Faithfully return all lines, omitting every embedded picture.

== Information given ==
◆ ◆ ◆

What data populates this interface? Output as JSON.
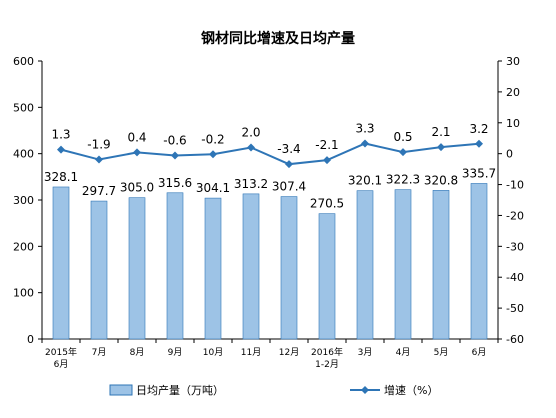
{
  "chart_data": {
    "type": "bar+line",
    "title": "钢材同比增速及日均产量",
    "categories": [
      "2015年\n6月",
      "7月",
      "8月",
      "9月",
      "10月",
      "11月",
      "12月",
      "2016年\n1-2月",
      "3月",
      "4月",
      "5月",
      "6月"
    ],
    "series": [
      {
        "name": "日均产量（万吨）",
        "type": "bar",
        "axis": "left",
        "values": [
          328.1,
          297.7,
          305.0,
          315.6,
          304.1,
          313.2,
          307.4,
          270.5,
          320.1,
          322.3,
          320.8,
          335.7
        ],
        "labels": [
          "328.1",
          "297.7",
          "305.0",
          "315.6",
          "304.1",
          "313.2",
          "307.4",
          "270.5",
          "320.1",
          "322.3",
          "320.8",
          "335.7"
        ]
      },
      {
        "name": "增速（%）",
        "type": "line",
        "axis": "right",
        "values": [
          1.3,
          -1.9,
          0.4,
          -0.6,
          -0.2,
          2.0,
          -3.4,
          -2.1,
          3.3,
          0.5,
          2.1,
          3.2
        ],
        "labels": [
          "1.3",
          "-1.9",
          "0.4",
          "-0.6",
          "-0.2",
          "2.0",
          "-3.4",
          "-2.1",
          "3.3",
          "0.5",
          "2.1",
          "3.2"
        ]
      }
    ],
    "y_left": {
      "min": 0,
      "max": 600,
      "step": 100,
      "ticks": [
        "0",
        "100",
        "200",
        "300",
        "400",
        "500",
        "600"
      ]
    },
    "y_right": {
      "min": -60,
      "max": 30,
      "step": 10,
      "ticks": [
        "-60",
        "-50",
        "-40",
        "-30",
        "-20",
        "-10",
        "0",
        "10",
        "20",
        "30"
      ]
    },
    "grid": false,
    "legend": "bottom",
    "colors": {
      "bar_fill": "#9DC3E6",
      "bar_stroke": "#2E75B6",
      "line": "#2E75B6",
      "axis": "#000000"
    }
  }
}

◆ ◆ ◆

== Exercise solution ==
What data populates this interface? Output as JSON.
{
  "chart_data": {
    "type": "bar+line",
    "title": "钢材同比增速及日均产量",
    "categories": [
      "2015年\n6月",
      "7月",
      "8月",
      "9月",
      "10月",
      "11月",
      "12月",
      "2016年\n1-2月",
      "3月",
      "4月",
      "5月",
      "6月"
    ],
    "series": [
      {
        "name": "日均产量（万吨）",
        "type": "bar",
        "axis": "left",
        "values": [
          328.1,
          297.7,
          305.0,
          315.6,
          304.1,
          313.2,
          307.4,
          270.5,
          320.1,
          322.3,
          320.8,
          335.7
        ],
        "labels": [
          "328.1",
          "297.7",
          "305.0",
          "315.6",
          "304.1",
          "313.2",
          "307.4",
          "270.5",
          "320.1",
          "322.3",
          "320.8",
          "335.7"
        ]
      },
      {
        "name": "增速（%）",
        "type": "line",
        "axis": "right",
        "values": [
          1.3,
          -1.9,
          0.4,
          -0.6,
          -0.2,
          2.0,
          -3.4,
          -2.1,
          3.3,
          0.5,
          2.1,
          3.2
        ],
        "labels": [
          "1.3",
          "-1.9",
          "0.4",
          "-0.6",
          "-0.2",
          "2.0",
          "-3.4",
          "-2.1",
          "3.3",
          "0.5",
          "2.1",
          "3.2"
        ]
      }
    ],
    "y_left": {
      "min": 0,
      "max": 600,
      "step": 100,
      "ticks": [
        "0",
        "100",
        "200",
        "300",
        "400",
        "500",
        "600"
      ]
    },
    "y_right": {
      "min": -60,
      "max": 30,
      "step": 10,
      "ticks": [
        "-60",
        "-50",
        "-40",
        "-30",
        "-20",
        "-10",
        "0",
        "10",
        "20",
        "30"
      ]
    },
    "grid": false,
    "legend": "bottom",
    "colors": {
      "bar_fill": "#9DC3E6",
      "bar_stroke": "#2E75B6",
      "line": "#2E75B6",
      "axis": "#000000"
    }
  }
}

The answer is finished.